> _Exercise_
Below are some records; give them all again exactly, but not the pictures.

> _Task input_
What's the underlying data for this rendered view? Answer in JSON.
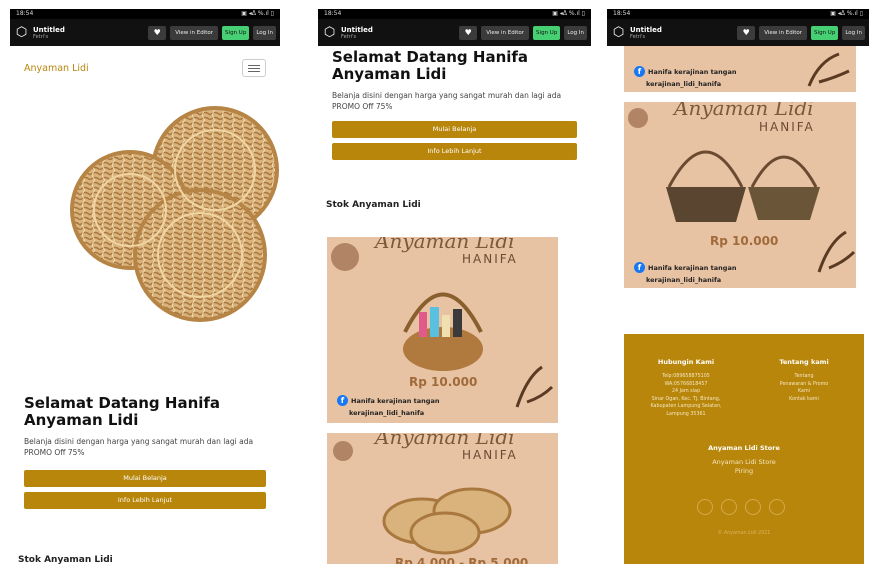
{
  "status": {
    "time": "18:54",
    "icons": "▣ ◂ᐃ %.ıl ▯"
  },
  "codepen": {
    "title": "Untitled",
    "subtitle": "Fetri's",
    "editor_label": "View in Editor",
    "signup_label": "Sign Up",
    "login_label": "Log In"
  },
  "site": {
    "brand": "Anyaman Lidi",
    "welcome_line1": "Selamat Datang Hanifa",
    "welcome_line2": "Anyaman Lidi",
    "description": "Belanja disini dengan harga yang sangat murah dan lagi ada PROMO Off 75%",
    "cta_primary": "Mulai Belanja",
    "cta_secondary": "Info Lebih Lanjut",
    "stock_title": "Stok Anyaman Lidi"
  },
  "products": [
    {
      "brand_script": "Anyaman Lidi",
      "hanifa": "HANIFA",
      "price": "Rp 10.000",
      "fb": "Hanifa kerajinan tangan",
      "ig": "kerajinan_lidi_hanifa"
    },
    {
      "brand_script": "Anyaman Lidi",
      "hanifa": "HANIFA",
      "price": "Rp 4.000 - Rp 5.000",
      "fb": "",
      "ig": ""
    },
    {
      "brand_script": "Anyaman Lidi",
      "hanifa": "HANIFA",
      "price": "Rp 10.000",
      "fb": "Hanifa kerajinan tangan",
      "ig": "kerajinan_lidi_hanifa"
    }
  ],
  "footer": {
    "contact_title": "Hubungin Kami",
    "contact_lines": [
      "Telp:089658875105",
      "WA:05766818457",
      "24 Jam siap",
      "Sinar Ogan, Kec. Tj. Bintang,",
      "Kabupaten Lampung Selatan,",
      "Lampung 35361"
    ],
    "about_title": "Tentang kami",
    "about_lines": [
      "Tentang",
      "Penawaran & Promo",
      "Kami",
      "Kontak kami"
    ],
    "store_title": "Anyaman Lidi Store",
    "store_lines": [
      "Anyaman Lidi Store",
      "Piring"
    ],
    "copyright": "© Anyaman Lidi 2021"
  },
  "colors": {
    "accent": "#b8860b",
    "card_bg": "#e8c3a3",
    "appbar": "#111111",
    "signup": "#47cf73"
  }
}
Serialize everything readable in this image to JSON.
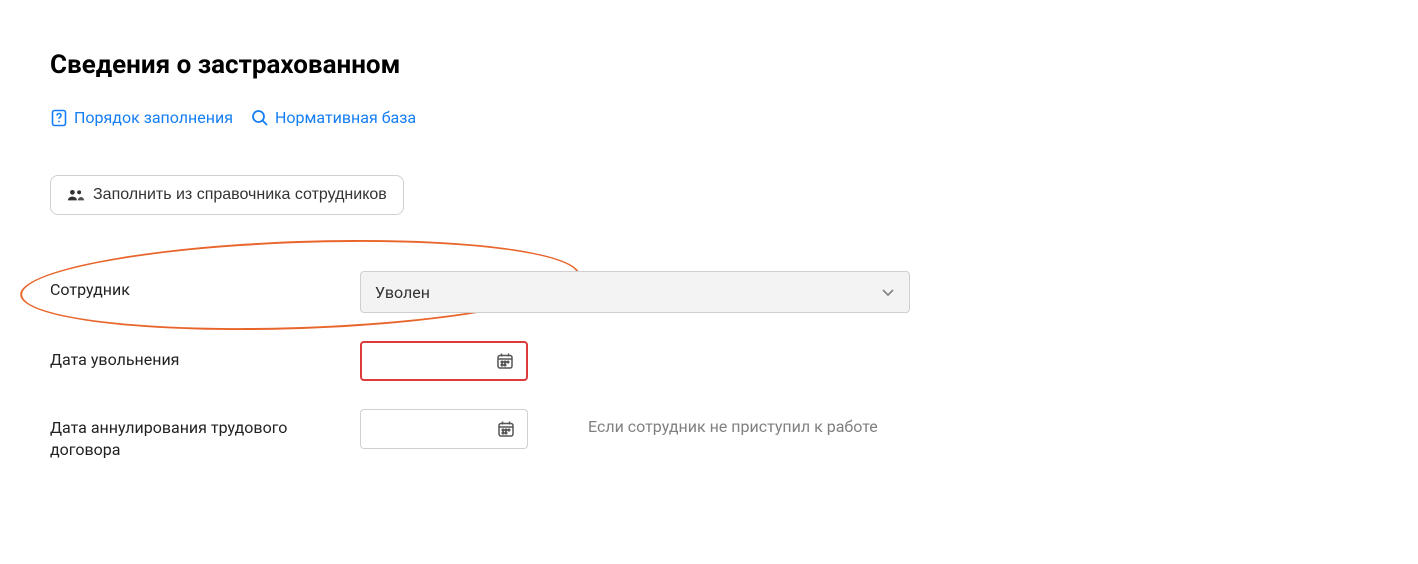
{
  "page": {
    "title": "Сведения о застрахованном"
  },
  "links": {
    "fill_order": "Порядок заполнения",
    "normative": "Нормативная база"
  },
  "buttons": {
    "fill_from_directory": "Заполнить из справочника сотрудников"
  },
  "form": {
    "employee": {
      "label": "Сотрудник",
      "value": "Уволен"
    },
    "dismissal_date": {
      "label": "Дата увольнения",
      "value": ""
    },
    "cancellation_date": {
      "label": "Дата аннулирования трудового договора",
      "value": "",
      "hint": "Если сотрудник не приступил к работе"
    }
  }
}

> _Task output_
What's the underlying data for this rendered view? Answer in JSON.
{
  "status": {
    "time": "18:54",
    "icons": "▣ ◂ᐃ %.ıl ▯"
  },
  "codepen": {
    "title": "Untitled",
    "subtitle": "Fetri's",
    "editor_label": "View in Editor",
    "signup_label": "Sign Up",
    "login_label": "Log In"
  },
  "site": {
    "brand": "Anyaman Lidi",
    "welcome_line1": "Selamat Datang Hanifa",
    "welcome_line2": "Anyaman Lidi",
    "description": "Belanja disini dengan harga yang sangat murah dan lagi ada PROMO Off 75%",
    "cta_primary": "Mulai Belanja",
    "cta_secondary": "Info Lebih Lanjut",
    "stock_title": "Stok Anyaman Lidi"
  },
  "products": [
    {
      "brand_script": "Anyaman Lidi",
      "hanifa": "HANIFA",
      "price": "Rp 10.000",
      "fb": "Hanifa kerajinan tangan",
      "ig": "kerajinan_lidi_hanifa"
    },
    {
      "brand_script": "Anyaman Lidi",
      "hanifa": "HANIFA",
      "price": "Rp 4.000 - Rp 5.000",
      "fb": "",
      "ig": ""
    },
    {
      "brand_script": "Anyaman Lidi",
      "hanifa": "HANIFA",
      "price": "Rp 10.000",
      "fb": "Hanifa kerajinan tangan",
      "ig": "kerajinan_lidi_hanifa"
    }
  ],
  "footer": {
    "contact_title": "Hubungin Kami",
    "contact_lines": [
      "Telp:089658875105",
      "WA:05766818457",
      "24 Jam siap",
      "Sinar Ogan, Kec. Tj. Bintang,",
      "Kabupaten Lampung Selatan,",
      "Lampung 35361"
    ],
    "about_title": "Tentang kami",
    "about_lines": [
      "Tentang",
      "Penawaran & Promo",
      "Kami",
      "Kontak kami"
    ],
    "store_title": "Anyaman Lidi Store",
    "store_lines": [
      "Anyaman Lidi Store",
      "Piring"
    ],
    "copyright": "© Anyaman Lidi 2021"
  },
  "colors": {
    "accent": "#b8860b",
    "card_bg": "#e8c3a3",
    "appbar": "#111111",
    "signup": "#47cf73"
  }
}
Serialize everything readable in this image to JSON.
{
  "page": {
    "title": "Сведения о застрахованном"
  },
  "links": {
    "fill_order": "Порядок заполнения",
    "normative": "Нормативная база"
  },
  "buttons": {
    "fill_from_directory": "Заполнить из справочника сотрудников"
  },
  "form": {
    "employee": {
      "label": "Сотрудник",
      "value": "Уволен"
    },
    "dismissal_date": {
      "label": "Дата увольнения",
      "value": ""
    },
    "cancellation_date": {
      "label": "Дата аннулирования трудового договора",
      "value": "",
      "hint": "Если сотрудник не приступил к работе"
    }
  }
}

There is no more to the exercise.